# Request:
Write out the records beneath this line exactly as they appear, minus any images.
===
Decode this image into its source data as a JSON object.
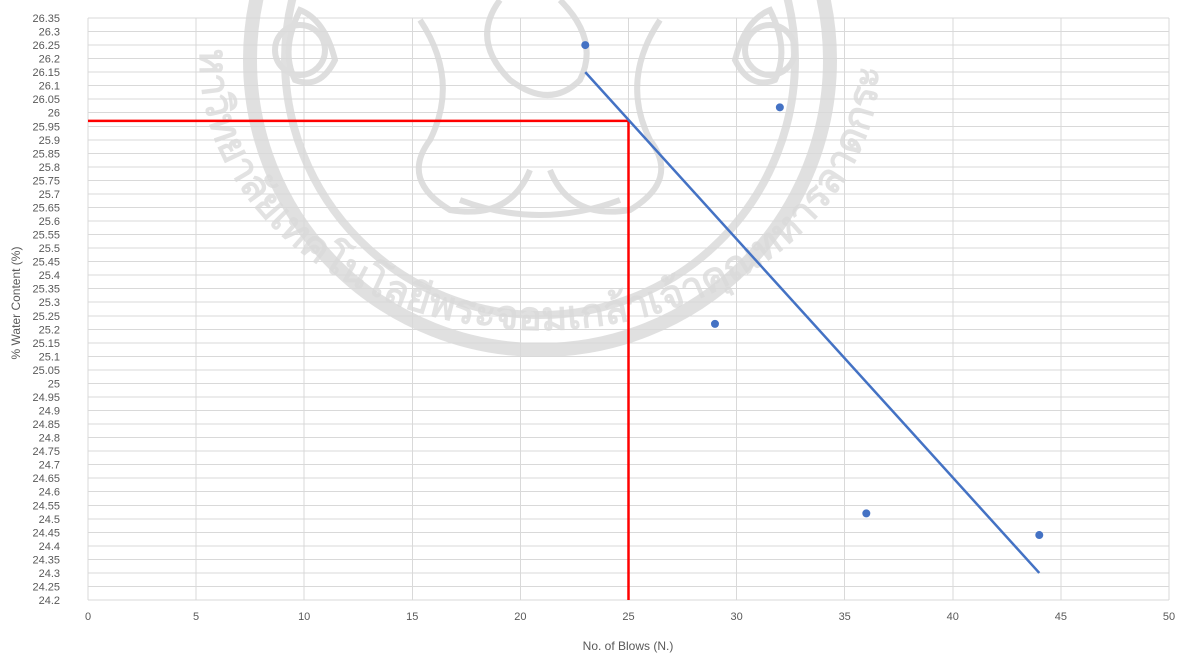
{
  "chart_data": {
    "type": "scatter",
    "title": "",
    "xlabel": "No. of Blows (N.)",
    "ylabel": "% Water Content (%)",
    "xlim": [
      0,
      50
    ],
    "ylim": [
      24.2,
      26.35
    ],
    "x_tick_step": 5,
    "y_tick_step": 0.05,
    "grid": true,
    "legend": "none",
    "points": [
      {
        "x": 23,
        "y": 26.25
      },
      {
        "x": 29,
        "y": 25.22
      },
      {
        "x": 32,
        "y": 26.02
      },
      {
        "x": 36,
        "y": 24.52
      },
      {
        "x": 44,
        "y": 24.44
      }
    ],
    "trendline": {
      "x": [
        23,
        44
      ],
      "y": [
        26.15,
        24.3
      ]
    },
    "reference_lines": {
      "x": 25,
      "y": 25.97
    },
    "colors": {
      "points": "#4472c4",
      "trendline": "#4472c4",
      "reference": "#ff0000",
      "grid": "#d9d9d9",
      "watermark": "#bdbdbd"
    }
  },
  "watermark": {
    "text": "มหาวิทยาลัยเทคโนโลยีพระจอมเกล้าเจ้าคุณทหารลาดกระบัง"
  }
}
===
# Result of the exercise:
Decode this image into its source data as a JSON object.
{
  "chart_data": {
    "type": "scatter",
    "title": "",
    "xlabel": "No. of Blows (N.)",
    "ylabel": "% Water Content (%)",
    "xlim": [
      0,
      50
    ],
    "ylim": [
      24.2,
      26.35
    ],
    "x_tick_step": 5,
    "y_tick_step": 0.05,
    "grid": true,
    "legend": "none",
    "points": [
      {
        "x": 23,
        "y": 26.25
      },
      {
        "x": 29,
        "y": 25.22
      },
      {
        "x": 32,
        "y": 26.02
      },
      {
        "x": 36,
        "y": 24.52
      },
      {
        "x": 44,
        "y": 24.44
      }
    ],
    "trendline": {
      "x": [
        23,
        44
      ],
      "y": [
        26.15,
        24.3
      ]
    },
    "reference_lines": {
      "x": 25,
      "y": 25.97
    },
    "colors": {
      "points": "#4472c4",
      "trendline": "#4472c4",
      "reference": "#ff0000",
      "grid": "#d9d9d9",
      "watermark": "#bdbdbd"
    }
  },
  "watermark": {
    "text": "มหาวิทยาลัยเทคโนโลยีพระจอมเกล้าเจ้าคุณทหารลาดกระบัง"
  }
}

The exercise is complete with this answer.